§ Problem details
Go through the listing below and gather every line with the word "their".

[Records from a data source]
## begin
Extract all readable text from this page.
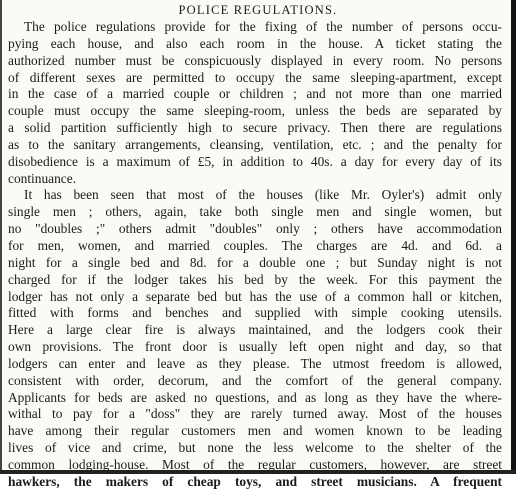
POLICE REGULATIONS.
The police regulations provide for the fixing of the number of persons occu-
pying each house, and also each room in the house. A ticket stating the
authorized number must be conspicuously displayed in every room. No persons
of different sexes are permitted to occupy the same sleeping-apartment, except
in the case of a married couple or children ; and not more than one married
couple must occupy the same sleeping-room, unless the beds are separated by
a solid partition sufficiently high to secure privacy. Then there are regulations
as to the sanitary arrangements, cleansing, ventilation, etc. ; and the penalty for
disobedience is a maximum of £5, in addition to 40s. a day for every day of its
continuance.
It has been seen that most of the houses (like Mr. Oyler's) admit only
single men ; others, again, take both single men and single women, but
no "doubles ;" others admit "doubles" only ; others have accommodation
for men, women, and married couples. The charges are 4d. and 6d. a
night for a single bed and 8d. for a double one ; but Sunday night is not
charged for if the lodger takes his bed by the week. For this payment the
lodger has not only a separate bed but has the use of a common hall or kitchen,
fitted with forms and benches and supplied with simple cooking utensils.
Here a large clear fire is always maintained, and the lodgers cook their
own provisions. The front door is usually left open night and day, so that
lodgers can enter and leave as they please. The utmost freedom is allowed,
consistent with order, decorum, and the comfort of the general company.
Applicants for beds are asked no questions, and as long as they have the where-
withal to pay for a "doss" they are rarely turned away. Most of the houses
have among their regular customers men and women known to be leading
lives of vice and crime, but none the less welcome to the shelter of the
common lodging-house. Most of the regular customers, however, are street
hawkers, the makers of cheap toys, and street musicians. A frequent
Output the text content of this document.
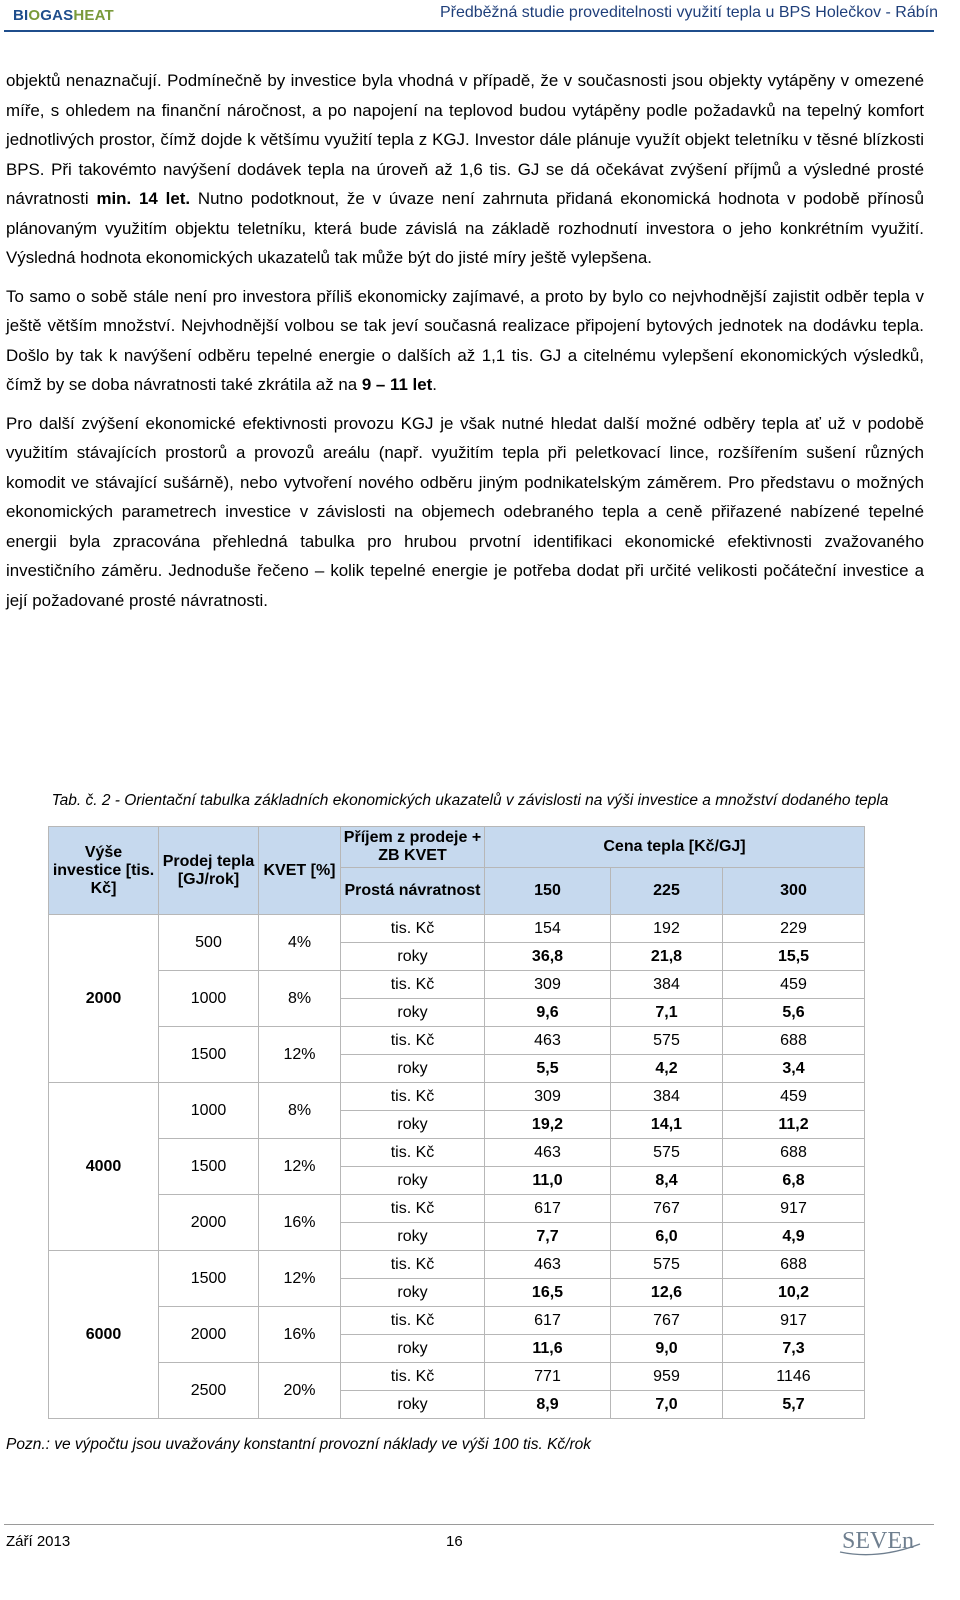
BIOGASHEAT	Předběžná studie proveditelnosti využití tepla u BPS Holečkov - Rábín

objektů nenaznačují. Podmínečně by investice byla vhodná v případě, že v současnosti jsou objekty vytápěny v omezené míře, s ohledem na finanční náročnost, a po napojení na teplovod budou vytápěny podle požadavků na tepelný komfort jednotlivých prostor, čímž dojde k většímu využití tepla z KGJ. Investor dále plánuje využít objekt teletníku v těsné blízkosti BPS. Při takovémto navýšení dodávek tepla na úroveň až 1,6 tis. GJ se dá očekávat zvýšení příjmů a výsledné prosté návratnosti min. 14 let. Nutno podotknout, že v úvaze není zahrnuta přidaná ekonomická hodnota v podobě přínosů plánovaným využitím objektu teletníku, která bude závislá na základě rozhodnutí investora o jeho konkrétním využití. Výsledná hodnota ekonomických ukazatelů tak může být do jisté míry ještě vylepšena.

To samo o sobě stále není pro investora příliš ekonomicky zajímavé, a proto by bylo co nejvhodnější zajistit odběr tepla v ještě větším množství. Nejvhodnější volbou se tak jeví současná realizace připojení bytových jednotek na dodávku tepla. Došlo by tak k navýšení odběru tepelné energie o dalších až 1,1 tis. GJ a citelnému vylepšení ekonomických výsledků, čímž by se doba návratnosti také zkrátila až na 9 – 11 let.

Pro další zvýšení ekonomické efektivnosti provozu KGJ je však nutné hledat další možné odběry tepla ať už v podobě využitím stávajících prostorů a provozů areálu (např. využitím tepla při peletkovací lince, rozšířením sušení různých komodit ve stávající sušárně), nebo vytvoření nového odběru jiným podnikatelským záměrem. Pro představu o možných ekonomických parametrech investice v závislosti na objemech odebraného tepla a ceně přiřazené nabízené tepelné energii byla zpracována přehledná tabulka pro hrubou prvotní identifikaci ekonomické efektivnosti zvažovaného investičního záměru. Jednoduše řečeno – kolik tepelné energie je potřeba dodat při určité velikosti počáteční investice a její požadované prosté návratnosti.

Tab. č. 2 - Orientační tabulka základních ekonomických ukazatelů v závislosti na výši investice a množství dodaného tepla
Výše investice [tis. Kč]	Prodej tepla [GJ/rok]	KVET [%]	Příjem z prodeje + ZB KVET	Cena tepla [Kč/GJ]		
			Prostá návratnost	150	225	300
2000	500	4%	tis. Kč	154	192	229
			roky	36,8	21,8	15,5
	1000	8%	tis. Kč	309	384	459
			roky	9,6	7,1	5,6
	1500	12%	tis. Kč	463	575	688
			roky	5,5	4,2	3,4
4000	1000	8%	tis. Kč	309	384	459
			roky	19,2	14,1	11,2
	1500	12%	tis. Kč	463	575	688
			roky	11,0	8,4	6,8
	2000	16%	tis. Kč	617	767	917
			roky	7,7	6,0	4,9
6000	1500	12%	tis. Kč	463	575	688
			roky	16,5	12,6	10,2
	2000	16%	tis. Kč	617	767	917
			roky	11,6	9,0	7,3
	2500	20%	tis. Kč	771	959	1146
			roky	8,9	7,0	5,7
Pozn.: ve výpočtu jsou uvažovány konstantní provozní náklady ve výši 100 tis. Kč/rok
Září 2013	16	SEVEn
## end
§ Task output
Here a large clear fire is always maintained, and the lodgers cook their
have among their regular customers men and women known to be leading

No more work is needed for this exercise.